Data excerpts:
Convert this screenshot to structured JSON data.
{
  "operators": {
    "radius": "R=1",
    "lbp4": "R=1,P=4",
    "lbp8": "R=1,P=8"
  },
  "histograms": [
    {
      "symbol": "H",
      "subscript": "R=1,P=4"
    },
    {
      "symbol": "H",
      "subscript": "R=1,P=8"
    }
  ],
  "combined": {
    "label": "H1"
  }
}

The task: Repeat the preceding lines exactly, please, every one of them.

Full solution:
Convert this screenshot to structured JSON data.
{
  "operators": {
    "radius": "R=1",
    "lbp4": "R=1,P=4",
    "lbp8": "R=1,P=8"
  },
  "histograms": [
    {
      "symbol": "H",
      "subscript": "R=1,P=4"
    },
    {
      "symbol": "H",
      "subscript": "R=1,P=8"
    }
  ],
  "combined": {
    "label": "H1"
  }
}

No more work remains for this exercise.